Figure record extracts
========================
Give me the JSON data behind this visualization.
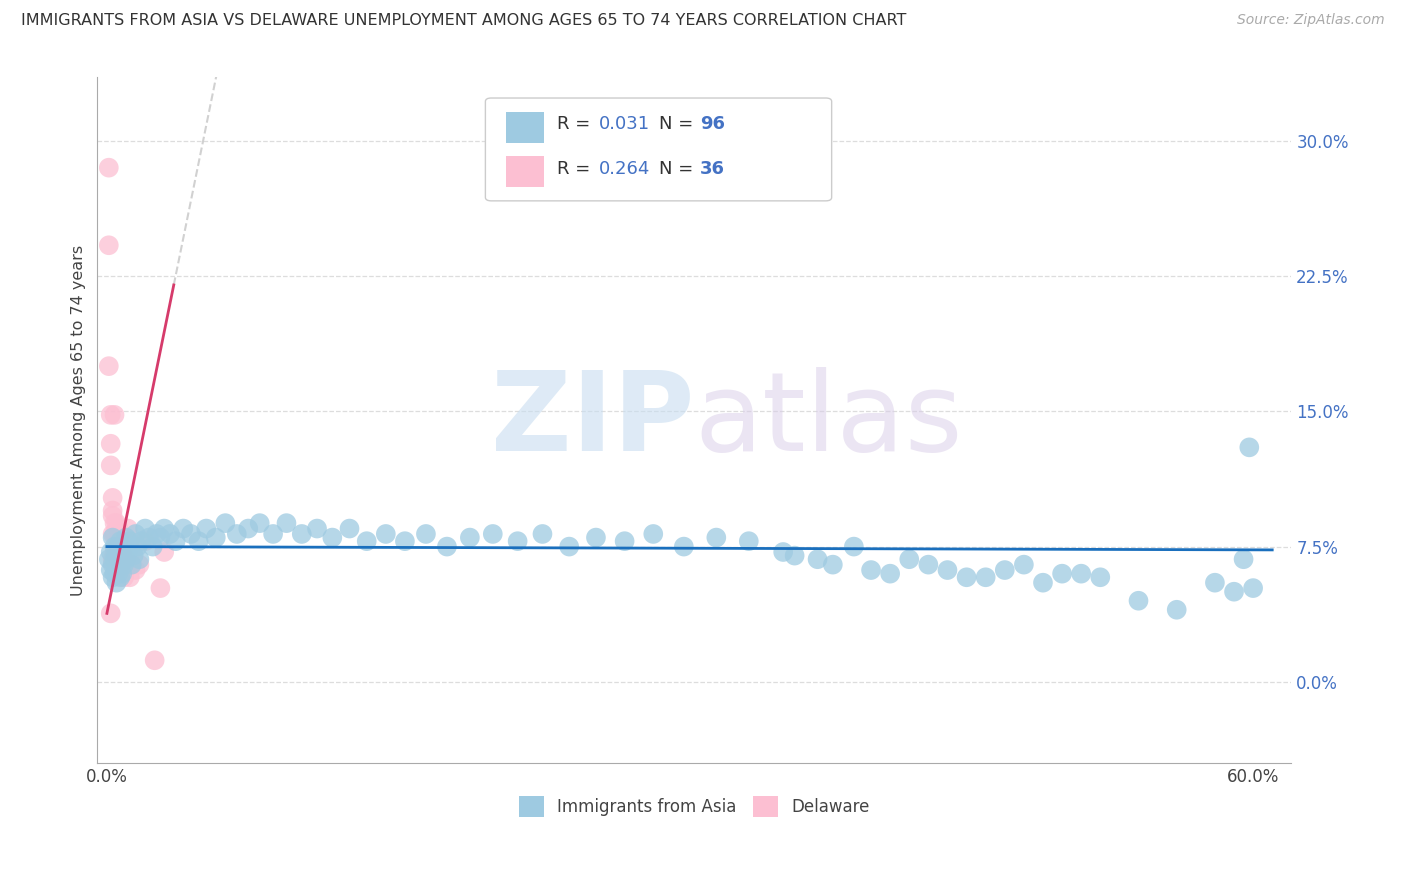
{
  "title": "IMMIGRANTS FROM ASIA VS DELAWARE UNEMPLOYMENT AMONG AGES 65 TO 74 YEARS CORRELATION CHART",
  "source": "Source: ZipAtlas.com",
  "ylabel": "Unemployment Among Ages 65 to 74 years",
  "xlabel_blue": "Immigrants from Asia",
  "xlabel_pink": "Delaware",
  "xlim": [
    -0.005,
    0.62
  ],
  "ylim": [
    -0.045,
    0.335
  ],
  "yticks": [
    0.0,
    0.075,
    0.15,
    0.225,
    0.3
  ],
  "ytick_labels": [
    "0.0%",
    "7.5%",
    "15.0%",
    "22.5%",
    "30.0%"
  ],
  "xtick_positions": [
    0.0,
    0.6
  ],
  "xtick_labels": [
    "0.0%",
    "60.0%"
  ],
  "blue_color": "#9ecae1",
  "pink_color": "#fcbfd2",
  "blue_line_color": "#1a6fbd",
  "pink_line_color": "#d63b6b",
  "trend_line_color_dashed": "#cccccc",
  "R_blue": 0.031,
  "N_blue": 96,
  "R_pink": 0.264,
  "N_pink": 36,
  "background_color": "#ffffff",
  "grid_color": "#dddddd",
  "blue_scatter_x": [
    0.001,
    0.002,
    0.002,
    0.003,
    0.003,
    0.003,
    0.004,
    0.004,
    0.004,
    0.005,
    0.005,
    0.005,
    0.006,
    0.006,
    0.006,
    0.007,
    0.007,
    0.007,
    0.008,
    0.008,
    0.009,
    0.009,
    0.01,
    0.01,
    0.011,
    0.012,
    0.013,
    0.014,
    0.015,
    0.016,
    0.017,
    0.018,
    0.02,
    0.022,
    0.024,
    0.026,
    0.028,
    0.03,
    0.033,
    0.036,
    0.04,
    0.044,
    0.048,
    0.052,
    0.057,
    0.062,
    0.068,
    0.074,
    0.08,
    0.087,
    0.094,
    0.102,
    0.11,
    0.118,
    0.127,
    0.136,
    0.146,
    0.156,
    0.167,
    0.178,
    0.19,
    0.202,
    0.215,
    0.228,
    0.242,
    0.256,
    0.271,
    0.286,
    0.302,
    0.319,
    0.336,
    0.354,
    0.372,
    0.391,
    0.41,
    0.43,
    0.45,
    0.47,
    0.49,
    0.51,
    0.36,
    0.38,
    0.4,
    0.42,
    0.44,
    0.46,
    0.48,
    0.5,
    0.52,
    0.54,
    0.56,
    0.58,
    0.595,
    0.598,
    0.6,
    0.59
  ],
  "blue_scatter_y": [
    0.068,
    0.072,
    0.062,
    0.08,
    0.065,
    0.058,
    0.075,
    0.068,
    0.06,
    0.07,
    0.062,
    0.055,
    0.075,
    0.068,
    0.06,
    0.078,
    0.065,
    0.058,
    0.072,
    0.06,
    0.075,
    0.065,
    0.08,
    0.068,
    0.072,
    0.078,
    0.065,
    0.07,
    0.082,
    0.075,
    0.068,
    0.078,
    0.085,
    0.08,
    0.075,
    0.082,
    0.08,
    0.085,
    0.082,
    0.078,
    0.085,
    0.082,
    0.078,
    0.085,
    0.08,
    0.088,
    0.082,
    0.085,
    0.088,
    0.082,
    0.088,
    0.082,
    0.085,
    0.08,
    0.085,
    0.078,
    0.082,
    0.078,
    0.082,
    0.075,
    0.08,
    0.082,
    0.078,
    0.082,
    0.075,
    0.08,
    0.078,
    0.082,
    0.075,
    0.08,
    0.078,
    0.072,
    0.068,
    0.075,
    0.06,
    0.065,
    0.058,
    0.062,
    0.055,
    0.06,
    0.07,
    0.065,
    0.062,
    0.068,
    0.062,
    0.058,
    0.065,
    0.06,
    0.058,
    0.045,
    0.04,
    0.055,
    0.068,
    0.13,
    0.052,
    0.05
  ],
  "pink_scatter_x": [
    0.001,
    0.001,
    0.001,
    0.002,
    0.002,
    0.002,
    0.002,
    0.003,
    0.003,
    0.003,
    0.003,
    0.003,
    0.004,
    0.004,
    0.004,
    0.004,
    0.005,
    0.005,
    0.005,
    0.006,
    0.006,
    0.007,
    0.007,
    0.008,
    0.008,
    0.009,
    0.01,
    0.011,
    0.012,
    0.013,
    0.015,
    0.017,
    0.02,
    0.025,
    0.028,
    0.03
  ],
  "pink_scatter_y": [
    0.285,
    0.242,
    0.175,
    0.148,
    0.132,
    0.12,
    0.038,
    0.102,
    0.092,
    0.082,
    0.095,
    0.068,
    0.088,
    0.082,
    0.072,
    0.148,
    0.088,
    0.075,
    0.07,
    0.085,
    0.078,
    0.08,
    0.065,
    0.072,
    0.065,
    0.058,
    0.068,
    0.085,
    0.058,
    0.065,
    0.062,
    0.065,
    0.078,
    0.012,
    0.052,
    0.072
  ],
  "pink_line_x_start": 0.0,
  "pink_line_x_solid_end": 0.035,
  "pink_line_x_dash_end": 0.48,
  "pink_line_y_start": 0.038,
  "pink_line_slope": 5.2,
  "blue_line_y_start": 0.075,
  "blue_line_slope": -0.003
}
========================
* Aim of the task *
Extract the full listing exactly, with the pictures left out.

* Task solution *
Give me the JSON data behind this visualization.
{
  "title": "IMMIGRANTS FROM ASIA VS DELAWARE UNEMPLOYMENT AMONG AGES 65 TO 74 YEARS CORRELATION CHART",
  "source": "Source: ZipAtlas.com",
  "ylabel": "Unemployment Among Ages 65 to 74 years",
  "xlabel_blue": "Immigrants from Asia",
  "xlabel_pink": "Delaware",
  "xlim": [
    -0.005,
    0.62
  ],
  "ylim": [
    -0.045,
    0.335
  ],
  "yticks": [
    0.0,
    0.075,
    0.15,
    0.225,
    0.3
  ],
  "ytick_labels": [
    "0.0%",
    "7.5%",
    "15.0%",
    "22.5%",
    "30.0%"
  ],
  "xtick_positions": [
    0.0,
    0.6
  ],
  "xtick_labels": [
    "0.0%",
    "60.0%"
  ],
  "blue_color": "#9ecae1",
  "pink_color": "#fcbfd2",
  "blue_line_color": "#1a6fbd",
  "pink_line_color": "#d63b6b",
  "trend_line_color_dashed": "#cccccc",
  "R_blue": 0.031,
  "N_blue": 96,
  "R_pink": 0.264,
  "N_pink": 36,
  "background_color": "#ffffff",
  "grid_color": "#dddddd",
  "blue_scatter_x": [
    0.001,
    0.002,
    0.002,
    0.003,
    0.003,
    0.003,
    0.004,
    0.004,
    0.004,
    0.005,
    0.005,
    0.005,
    0.006,
    0.006,
    0.006,
    0.007,
    0.007,
    0.007,
    0.008,
    0.008,
    0.009,
    0.009,
    0.01,
    0.01,
    0.011,
    0.012,
    0.013,
    0.014,
    0.015,
    0.016,
    0.017,
    0.018,
    0.02,
    0.022,
    0.024,
    0.026,
    0.028,
    0.03,
    0.033,
    0.036,
    0.04,
    0.044,
    0.048,
    0.052,
    0.057,
    0.062,
    0.068,
    0.074,
    0.08,
    0.087,
    0.094,
    0.102,
    0.11,
    0.118,
    0.127,
    0.136,
    0.146,
    0.156,
    0.167,
    0.178,
    0.19,
    0.202,
    0.215,
    0.228,
    0.242,
    0.256,
    0.271,
    0.286,
    0.302,
    0.319,
    0.336,
    0.354,
    0.372,
    0.391,
    0.41,
    0.43,
    0.45,
    0.47,
    0.49,
    0.51,
    0.36,
    0.38,
    0.4,
    0.42,
    0.44,
    0.46,
    0.48,
    0.5,
    0.52,
    0.54,
    0.56,
    0.58,
    0.595,
    0.598,
    0.6,
    0.59
  ],
  "blue_scatter_y": [
    0.068,
    0.072,
    0.062,
    0.08,
    0.065,
    0.058,
    0.075,
    0.068,
    0.06,
    0.07,
    0.062,
    0.055,
    0.075,
    0.068,
    0.06,
    0.078,
    0.065,
    0.058,
    0.072,
    0.06,
    0.075,
    0.065,
    0.08,
    0.068,
    0.072,
    0.078,
    0.065,
    0.07,
    0.082,
    0.075,
    0.068,
    0.078,
    0.085,
    0.08,
    0.075,
    0.082,
    0.08,
    0.085,
    0.082,
    0.078,
    0.085,
    0.082,
    0.078,
    0.085,
    0.08,
    0.088,
    0.082,
    0.085,
    0.088,
    0.082,
    0.088,
    0.082,
    0.085,
    0.08,
    0.085,
    0.078,
    0.082,
    0.078,
    0.082,
    0.075,
    0.08,
    0.082,
    0.078,
    0.082,
    0.075,
    0.08,
    0.078,
    0.082,
    0.075,
    0.08,
    0.078,
    0.072,
    0.068,
    0.075,
    0.06,
    0.065,
    0.058,
    0.062,
    0.055,
    0.06,
    0.07,
    0.065,
    0.062,
    0.068,
    0.062,
    0.058,
    0.065,
    0.06,
    0.058,
    0.045,
    0.04,
    0.055,
    0.068,
    0.13,
    0.052,
    0.05
  ],
  "pink_scatter_x": [
    0.001,
    0.001,
    0.001,
    0.002,
    0.002,
    0.002,
    0.002,
    0.003,
    0.003,
    0.003,
    0.003,
    0.003,
    0.004,
    0.004,
    0.004,
    0.004,
    0.005,
    0.005,
    0.005,
    0.006,
    0.006,
    0.007,
    0.007,
    0.008,
    0.008,
    0.009,
    0.01,
    0.011,
    0.012,
    0.013,
    0.015,
    0.017,
    0.02,
    0.025,
    0.028,
    0.03
  ],
  "pink_scatter_y": [
    0.285,
    0.242,
    0.175,
    0.148,
    0.132,
    0.12,
    0.038,
    0.102,
    0.092,
    0.082,
    0.095,
    0.068,
    0.088,
    0.082,
    0.072,
    0.148,
    0.088,
    0.075,
    0.07,
    0.085,
    0.078,
    0.08,
    0.065,
    0.072,
    0.065,
    0.058,
    0.068,
    0.085,
    0.058,
    0.065,
    0.062,
    0.065,
    0.078,
    0.012,
    0.052,
    0.072
  ],
  "pink_line_x_start": 0.0,
  "pink_line_x_solid_end": 0.035,
  "pink_line_x_dash_end": 0.48,
  "pink_line_y_start": 0.038,
  "pink_line_slope": 5.2,
  "blue_line_y_start": 0.075,
  "blue_line_slope": -0.003
}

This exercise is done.